# ENTRIES PROVIDED
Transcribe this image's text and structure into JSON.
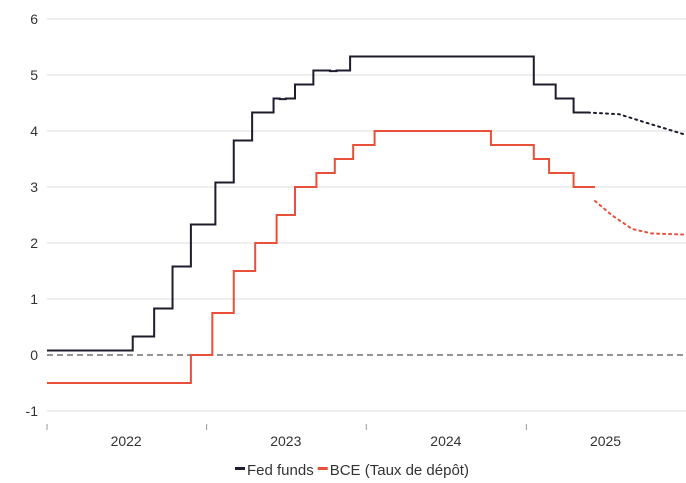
{
  "chart_data": {
    "type": "line",
    "title": "",
    "xlabel": "",
    "ylabel": "",
    "xlim": [
      "2021-09-01",
      "2025-09-01"
    ],
    "ylim": [
      -1,
      6
    ],
    "y_ticks": [
      -1,
      0,
      1,
      2,
      3,
      4,
      5,
      6
    ],
    "x_ticks": [
      {
        "label": "2022",
        "date": "2022-03-01"
      },
      {
        "label": "2023",
        "date": "2023-03-01"
      },
      {
        "label": "2024",
        "date": "2024-03-01"
      },
      {
        "label": "2025",
        "date": "2025-03-01"
      }
    ],
    "x_minor_ticks": [
      "2021-09-01",
      "2022-09-01",
      "2023-09-01",
      "2024-09-01"
    ],
    "grid": "horizontal",
    "zero_line": "dashed",
    "legend": {
      "position": "bottom-center"
    },
    "series": [
      {
        "name": "Fed funds",
        "color": "#1d1d2e",
        "style": "step",
        "points": [
          {
            "date": "2021-09-01",
            "value": 0.08
          },
          {
            "date": "2022-03-16",
            "value": 0.33
          },
          {
            "date": "2022-05-04",
            "value": 0.83
          },
          {
            "date": "2022-06-15",
            "value": 1.58
          },
          {
            "date": "2022-07-27",
            "value": 2.33
          },
          {
            "date": "2022-09-21",
            "value": 3.08
          },
          {
            "date": "2022-11-02",
            "value": 3.83
          },
          {
            "date": "2022-12-14",
            "value": 4.33
          },
          {
            "date": "2023-02-01",
            "value": 4.58
          },
          {
            "date": "2023-02-15",
            "value": 4.57
          },
          {
            "date": "2023-03-01",
            "value": 4.58
          },
          {
            "date": "2023-03-22",
            "value": 4.83
          },
          {
            "date": "2023-05-03",
            "value": 5.08
          },
          {
            "date": "2023-06-10",
            "value": 5.07
          },
          {
            "date": "2023-06-25",
            "value": 5.08
          },
          {
            "date": "2023-07-26",
            "value": 5.33
          },
          {
            "date": "2024-09-18",
            "value": 4.83
          },
          {
            "date": "2024-11-07",
            "value": 4.58
          },
          {
            "date": "2024-12-18",
            "value": 4.33
          },
          {
            "date": "2025-01-20",
            "value": 4.33
          }
        ],
        "forecast": [
          {
            "date": "2025-01-20",
            "value": 4.33
          },
          {
            "date": "2025-04-01",
            "value": 4.3
          },
          {
            "date": "2025-06-01",
            "value": 4.15
          },
          {
            "date": "2025-09-01",
            "value": 3.93
          }
        ]
      },
      {
        "name": "BCE (Taux de dépôt)",
        "color": "#e8503a",
        "style": "step",
        "points": [
          {
            "date": "2021-09-01",
            "value": -0.5
          },
          {
            "date": "2022-07-27",
            "value": 0.0
          },
          {
            "date": "2022-09-14",
            "value": 0.75
          },
          {
            "date": "2022-11-02",
            "value": 1.5
          },
          {
            "date": "2022-12-21",
            "value": 2.0
          },
          {
            "date": "2023-02-08",
            "value": 2.5
          },
          {
            "date": "2023-03-22",
            "value": 3.0
          },
          {
            "date": "2023-05-10",
            "value": 3.25
          },
          {
            "date": "2023-06-21",
            "value": 3.5
          },
          {
            "date": "2023-08-02",
            "value": 3.75
          },
          {
            "date": "2023-09-20",
            "value": 4.0
          },
          {
            "date": "2024-06-12",
            "value": 3.75
          },
          {
            "date": "2024-09-18",
            "value": 3.5
          },
          {
            "date": "2024-10-23",
            "value": 3.25
          },
          {
            "date": "2024-12-18",
            "value": 3.0
          },
          {
            "date": "2025-02-05",
            "value": 3.0
          }
        ],
        "forecast": [
          {
            "date": "2025-02-05",
            "value": 2.75
          },
          {
            "date": "2025-03-15",
            "value": 2.5
          },
          {
            "date": "2025-05-01",
            "value": 2.25
          },
          {
            "date": "2025-06-15",
            "value": 2.17
          },
          {
            "date": "2025-09-01",
            "value": 2.15
          }
        ]
      }
    ]
  }
}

# SET EXERCISE
Of all the lines in the listing above, how many contain the word "name"? Answer with the number alone.

# RESPONSE
2